:: COSA SERVE ::
Ricopia tutte le righe che seguono, dalla prima all'ultima, senza cambiare nulla.

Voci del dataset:

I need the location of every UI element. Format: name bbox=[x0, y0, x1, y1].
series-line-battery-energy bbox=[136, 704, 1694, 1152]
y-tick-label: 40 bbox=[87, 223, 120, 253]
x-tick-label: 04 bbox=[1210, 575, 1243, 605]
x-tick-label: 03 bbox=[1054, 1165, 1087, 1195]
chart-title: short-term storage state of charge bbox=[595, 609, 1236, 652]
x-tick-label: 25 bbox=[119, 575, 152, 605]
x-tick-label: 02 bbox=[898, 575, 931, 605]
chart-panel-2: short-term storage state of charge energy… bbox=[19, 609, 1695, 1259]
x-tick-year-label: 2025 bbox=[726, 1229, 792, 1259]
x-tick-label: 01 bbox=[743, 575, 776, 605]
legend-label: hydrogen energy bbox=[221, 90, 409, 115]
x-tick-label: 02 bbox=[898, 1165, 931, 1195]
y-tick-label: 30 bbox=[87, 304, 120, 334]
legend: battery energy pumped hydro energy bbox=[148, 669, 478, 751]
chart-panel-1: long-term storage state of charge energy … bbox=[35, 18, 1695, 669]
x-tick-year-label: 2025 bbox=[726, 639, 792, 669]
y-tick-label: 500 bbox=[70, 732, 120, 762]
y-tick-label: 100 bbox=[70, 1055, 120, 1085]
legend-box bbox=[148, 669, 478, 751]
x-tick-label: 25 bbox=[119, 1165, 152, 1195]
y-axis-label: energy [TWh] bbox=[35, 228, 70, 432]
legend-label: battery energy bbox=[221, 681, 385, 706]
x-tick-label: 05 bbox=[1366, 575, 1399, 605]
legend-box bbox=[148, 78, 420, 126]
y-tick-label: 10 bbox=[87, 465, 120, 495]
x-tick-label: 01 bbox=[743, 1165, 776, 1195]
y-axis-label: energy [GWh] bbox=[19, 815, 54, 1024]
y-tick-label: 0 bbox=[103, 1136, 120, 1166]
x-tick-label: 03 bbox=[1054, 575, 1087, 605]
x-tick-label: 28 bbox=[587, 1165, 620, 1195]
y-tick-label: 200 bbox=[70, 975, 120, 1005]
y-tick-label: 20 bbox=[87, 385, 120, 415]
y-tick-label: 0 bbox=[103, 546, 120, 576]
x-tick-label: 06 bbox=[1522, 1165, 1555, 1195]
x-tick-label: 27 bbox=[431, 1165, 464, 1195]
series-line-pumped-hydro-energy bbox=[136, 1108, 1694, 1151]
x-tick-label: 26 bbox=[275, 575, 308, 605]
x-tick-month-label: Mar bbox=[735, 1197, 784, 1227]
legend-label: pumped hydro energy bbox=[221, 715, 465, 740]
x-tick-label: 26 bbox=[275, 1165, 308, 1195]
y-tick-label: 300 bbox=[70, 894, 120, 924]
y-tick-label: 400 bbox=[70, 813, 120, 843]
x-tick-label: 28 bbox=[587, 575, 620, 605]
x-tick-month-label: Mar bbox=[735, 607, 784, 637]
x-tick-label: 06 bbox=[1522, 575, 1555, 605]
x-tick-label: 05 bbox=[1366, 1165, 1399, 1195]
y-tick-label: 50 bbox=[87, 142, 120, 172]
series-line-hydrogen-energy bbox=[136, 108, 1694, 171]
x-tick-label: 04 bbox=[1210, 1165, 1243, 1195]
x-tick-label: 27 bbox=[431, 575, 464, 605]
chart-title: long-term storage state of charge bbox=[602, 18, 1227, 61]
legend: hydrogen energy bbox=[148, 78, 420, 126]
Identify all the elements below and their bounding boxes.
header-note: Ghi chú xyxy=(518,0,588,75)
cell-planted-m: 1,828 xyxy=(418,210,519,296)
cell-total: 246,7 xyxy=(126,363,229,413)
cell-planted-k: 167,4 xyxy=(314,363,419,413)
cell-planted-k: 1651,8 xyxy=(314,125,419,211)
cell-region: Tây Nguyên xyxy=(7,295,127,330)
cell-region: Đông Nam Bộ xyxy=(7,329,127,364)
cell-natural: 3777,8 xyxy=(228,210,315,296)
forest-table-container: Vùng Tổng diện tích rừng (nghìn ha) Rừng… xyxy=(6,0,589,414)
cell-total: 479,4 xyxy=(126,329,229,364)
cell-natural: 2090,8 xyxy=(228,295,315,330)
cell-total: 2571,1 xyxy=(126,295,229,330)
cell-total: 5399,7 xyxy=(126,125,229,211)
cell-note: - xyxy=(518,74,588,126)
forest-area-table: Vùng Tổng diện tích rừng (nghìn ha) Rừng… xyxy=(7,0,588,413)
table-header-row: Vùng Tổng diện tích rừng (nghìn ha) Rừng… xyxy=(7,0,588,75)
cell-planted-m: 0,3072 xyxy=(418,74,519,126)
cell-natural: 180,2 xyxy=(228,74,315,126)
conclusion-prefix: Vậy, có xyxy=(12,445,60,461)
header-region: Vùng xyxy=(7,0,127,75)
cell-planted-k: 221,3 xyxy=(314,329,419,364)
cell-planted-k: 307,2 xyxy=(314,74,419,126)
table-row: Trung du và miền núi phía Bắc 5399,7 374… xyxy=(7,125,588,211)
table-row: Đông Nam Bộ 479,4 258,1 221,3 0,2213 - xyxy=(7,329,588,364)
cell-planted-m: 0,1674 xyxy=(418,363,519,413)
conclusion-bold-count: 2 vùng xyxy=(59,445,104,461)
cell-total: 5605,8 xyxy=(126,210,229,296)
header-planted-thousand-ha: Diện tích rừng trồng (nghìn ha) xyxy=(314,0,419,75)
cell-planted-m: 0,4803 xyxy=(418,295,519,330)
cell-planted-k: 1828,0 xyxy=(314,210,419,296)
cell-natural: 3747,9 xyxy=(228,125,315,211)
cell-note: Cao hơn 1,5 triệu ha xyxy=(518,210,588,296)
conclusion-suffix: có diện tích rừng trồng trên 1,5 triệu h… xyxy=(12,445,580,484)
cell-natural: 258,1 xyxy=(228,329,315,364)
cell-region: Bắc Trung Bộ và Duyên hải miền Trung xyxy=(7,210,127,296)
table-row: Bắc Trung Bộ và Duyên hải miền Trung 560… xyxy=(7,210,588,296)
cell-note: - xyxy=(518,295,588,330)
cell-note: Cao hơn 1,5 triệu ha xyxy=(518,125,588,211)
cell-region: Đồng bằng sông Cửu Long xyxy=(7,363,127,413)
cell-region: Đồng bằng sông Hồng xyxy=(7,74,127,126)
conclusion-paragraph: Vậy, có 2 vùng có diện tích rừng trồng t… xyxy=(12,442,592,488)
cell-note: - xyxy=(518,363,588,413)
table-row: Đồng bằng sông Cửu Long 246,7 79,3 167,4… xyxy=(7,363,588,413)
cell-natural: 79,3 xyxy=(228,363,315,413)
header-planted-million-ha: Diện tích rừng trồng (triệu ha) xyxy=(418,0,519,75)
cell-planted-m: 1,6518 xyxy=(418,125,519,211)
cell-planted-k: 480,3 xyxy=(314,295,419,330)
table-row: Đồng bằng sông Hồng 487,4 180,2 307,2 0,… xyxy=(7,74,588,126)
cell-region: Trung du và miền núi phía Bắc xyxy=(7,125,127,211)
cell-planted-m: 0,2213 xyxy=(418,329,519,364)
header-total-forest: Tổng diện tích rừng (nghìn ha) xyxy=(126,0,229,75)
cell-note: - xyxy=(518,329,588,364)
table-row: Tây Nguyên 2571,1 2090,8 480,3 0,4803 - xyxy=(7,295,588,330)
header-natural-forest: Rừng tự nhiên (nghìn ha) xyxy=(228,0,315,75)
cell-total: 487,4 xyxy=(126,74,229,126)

:: RISULTATO RICHIESTO ::
I need the location of every UI element. Format: name bbox=[x0, y0, x1, y1].
series-line-battery-energy bbox=[136, 704, 1694, 1152]
y-tick-label: 40 bbox=[87, 223, 120, 253]
x-tick-label: 04 bbox=[1210, 575, 1243, 605]
x-tick-label: 03 bbox=[1054, 1165, 1087, 1195]
chart-title: short-term storage state of charge bbox=[595, 609, 1236, 652]
x-tick-label: 25 bbox=[119, 575, 152, 605]
x-tick-label: 02 bbox=[898, 575, 931, 605]
chart-panel-2: short-term storage state of charge energy… bbox=[19, 609, 1695, 1259]
x-tick-year-label: 2025 bbox=[726, 1229, 792, 1259]
x-tick-label: 01 bbox=[743, 575, 776, 605]
legend-label: hydrogen energy bbox=[221, 90, 409, 115]
x-tick-label: 02 bbox=[898, 1165, 931, 1195]
y-tick-label: 30 bbox=[87, 304, 120, 334]
legend: battery energy pumped hydro energy bbox=[148, 669, 478, 751]
chart-panel-1: long-term storage state of charge energy … bbox=[35, 18, 1695, 669]
x-tick-year-label: 2025 bbox=[726, 639, 792, 669]
y-tick-label: 500 bbox=[70, 732, 120, 762]
y-tick-label: 100 bbox=[70, 1055, 120, 1085]
legend-box bbox=[148, 669, 478, 751]
x-tick-label: 25 bbox=[119, 1165, 152, 1195]
y-axis-label: energy [TWh] bbox=[35, 228, 70, 432]
legend-label: battery energy bbox=[221, 681, 385, 706]
x-tick-label: 05 bbox=[1366, 575, 1399, 605]
legend-box bbox=[148, 78, 420, 126]
y-tick-label: 10 bbox=[87, 465, 120, 495]
x-tick-label: 01 bbox=[743, 1165, 776, 1195]
y-axis-label: energy [GWh] bbox=[19, 815, 54, 1024]
y-tick-label: 0 bbox=[103, 1136, 120, 1166]
x-tick-label: 03 bbox=[1054, 575, 1087, 605]
x-tick-label: 28 bbox=[587, 1165, 620, 1195]
y-tick-label: 200 bbox=[70, 975, 120, 1005]
y-tick-label: 20 bbox=[87, 385, 120, 415]
y-tick-label: 0 bbox=[103, 546, 120, 576]
x-tick-label: 06 bbox=[1522, 1165, 1555, 1195]
x-tick-label: 27 bbox=[431, 1165, 464, 1195]
series-line-pumped-hydro-energy bbox=[136, 1108, 1694, 1151]
x-tick-label: 26 bbox=[275, 575, 308, 605]
x-tick-month-label: Mar bbox=[735, 1197, 784, 1227]
legend-label: pumped hydro energy bbox=[221, 715, 465, 740]
x-tick-label: 26 bbox=[275, 1165, 308, 1195]
y-tick-label: 300 bbox=[70, 894, 120, 924]
y-tick-label: 400 bbox=[70, 813, 120, 843]
x-tick-label: 28 bbox=[587, 575, 620, 605]
x-tick-month-label: Mar bbox=[735, 607, 784, 637]
x-tick-label: 06 bbox=[1522, 575, 1555, 605]
x-tick-label: 05 bbox=[1366, 1165, 1399, 1195]
y-tick-label: 50 bbox=[87, 142, 120, 172]
series-line-hydrogen-energy bbox=[136, 108, 1694, 171]
x-tick-label: 04 bbox=[1210, 1165, 1243, 1195]
x-tick-label: 27 bbox=[431, 575, 464, 605]
chart-title: long-term storage state of charge bbox=[602, 18, 1227, 61]
legend: hydrogen energy bbox=[148, 78, 420, 126]
Identify all the elements below and their bounding boxes.
header-note: Ghi chú xyxy=(518,0,588,75)
cell-planted-m: 1,828 xyxy=(418,210,519,296)
cell-total: 246,7 xyxy=(126,363,229,413)
cell-planted-k: 167,4 xyxy=(314,363,419,413)
cell-planted-k: 1651,8 xyxy=(314,125,419,211)
cell-region: Tây Nguyên xyxy=(7,295,127,330)
cell-region: Đông Nam Bộ xyxy=(7,329,127,364)
cell-natural: 3777,8 xyxy=(228,210,315,296)
forest-table-container: Vùng Tổng diện tích rừng (nghìn ha) Rừng… xyxy=(6,0,589,414)
cell-total: 479,4 xyxy=(126,329,229,364)
cell-natural: 2090,8 xyxy=(228,295,315,330)
cell-total: 2571,1 xyxy=(126,295,229,330)
cell-total: 5399,7 xyxy=(126,125,229,211)
cell-note: - xyxy=(518,74,588,126)
forest-area-table: Vùng Tổng diện tích rừng (nghìn ha) Rừng… xyxy=(7,0,588,413)
table-header-row: Vùng Tổng diện tích rừng (nghìn ha) Rừng… xyxy=(7,0,588,75)
cell-planted-m: 0,3072 xyxy=(418,74,519,126)
cell-natural: 180,2 xyxy=(228,74,315,126)
conclusion-prefix: Vậy, có xyxy=(12,445,60,461)
header-region: Vùng xyxy=(7,0,127,75)
cell-planted-k: 221,3 xyxy=(314,329,419,364)
cell-planted-k: 307,2 xyxy=(314,74,419,126)
table-row: Trung du và miền núi phía Bắc 5399,7 374… xyxy=(7,125,588,211)
table-row: Đông Nam Bộ 479,4 258,1 221,3 0,2213 - xyxy=(7,329,588,364)
cell-planted-m: 0,1674 xyxy=(418,363,519,413)
conclusion-bold-count: 2 vùng xyxy=(59,445,104,461)
cell-total: 5605,8 xyxy=(126,210,229,296)
header-planted-thousand-ha: Diện tích rừng trồng (nghìn ha) xyxy=(314,0,419,75)
cell-planted-m: 0,4803 xyxy=(418,295,519,330)
cell-planted-k: 1828,0 xyxy=(314,210,419,296)
cell-natural: 3747,9 xyxy=(228,125,315,211)
cell-note: Cao hơn 1,5 triệu ha xyxy=(518,210,588,296)
conclusion-suffix: có diện tích rừng trồng trên 1,5 triệu h… xyxy=(12,445,580,484)
cell-natural: 258,1 xyxy=(228,329,315,364)
cell-region: Bắc Trung Bộ và Duyên hải miền Trung xyxy=(7,210,127,296)
table-row: Bắc Trung Bộ và Duyên hải miền Trung 560… xyxy=(7,210,588,296)
cell-note: - xyxy=(518,295,588,330)
cell-note: Cao hơn 1,5 triệu ha xyxy=(518,125,588,211)
cell-region: Đồng bằng sông Cửu Long xyxy=(7,363,127,413)
cell-region: Đồng bằng sông Hồng xyxy=(7,74,127,126)
conclusion-paragraph: Vậy, có 2 vùng có diện tích rừng trồng t… xyxy=(12,442,592,488)
cell-note: - xyxy=(518,363,588,413)
table-row: Đồng bằng sông Cửu Long 246,7 79,3 167,4… xyxy=(7,363,588,413)
cell-natural: 79,3 xyxy=(228,363,315,413)
header-planted-million-ha: Diện tích rừng trồng (triệu ha) xyxy=(418,0,519,75)
cell-planted-m: 1,6518 xyxy=(418,125,519,211)
cell-planted-k: 480,3 xyxy=(314,295,419,330)
table-row: Đồng bằng sông Hồng 487,4 180,2 307,2 0,… xyxy=(7,74,588,126)
cell-region: Trung du và miền núi phía Bắc xyxy=(7,125,127,211)
cell-planted-m: 0,2213 xyxy=(418,329,519,364)
header-total-forest: Tổng diện tích rừng (nghìn ha) xyxy=(126,0,229,75)
cell-note: - xyxy=(518,329,588,364)
table-row: Tây Nguyên 2571,1 2090,8 480,3 0,4803 - xyxy=(7,295,588,330)
header-natural-forest: Rừng tự nhiên (nghìn ha) xyxy=(228,0,315,75)
cell-total: 487,4 xyxy=(126,74,229,126)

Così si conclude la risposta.